Which lines of the material below contain the string "Left"? Pick out each of them and copy it in full.

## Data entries
►

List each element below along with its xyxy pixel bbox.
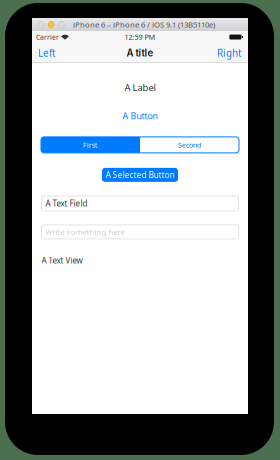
staticText: A Button <box>122 110 158 122</box>
staticText: Write something here <box>46 227 124 237</box>
staticText: Second <box>178 140 201 150</box>
staticText: A Selected Button <box>106 169 174 180</box>
staticText: Carrier <box>36 32 59 42</box>
button[interactable]: First <box>41 137 140 153</box>
staticText: iPhone 6 – iPhone 6 / iOS 9.1 (13B5110e) <box>73 19 215 30</box>
staticText: A Label <box>124 81 156 94</box>
staticText: A title <box>126 47 154 59</box>
staticText: A Text Field <box>46 198 88 209</box>
staticText: 12:59 PM <box>124 32 156 42</box>
button[interactable]: Right <box>214 42 245 64</box>
staticText: First <box>83 140 98 150</box>
button[interactable]: A Button <box>120 108 160 124</box>
button[interactable]: Left <box>35 42 59 64</box>
staticText: Right <box>217 46 242 60</box>
staticText: Left <box>38 46 56 60</box>
button[interactable]: Second <box>140 137 239 153</box>
staticText: A Text View <box>42 255 82 266</box>
button[interactable]: A Selected Button <box>102 168 178 182</box>
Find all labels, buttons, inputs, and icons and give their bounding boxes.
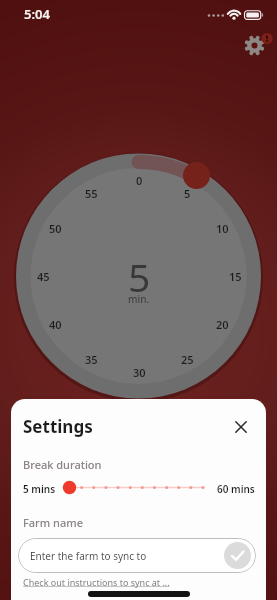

◄

## Output below
button[interactable]: Left <box>35 42 59 64</box>
staticText: Left <box>38 46 56 60</box>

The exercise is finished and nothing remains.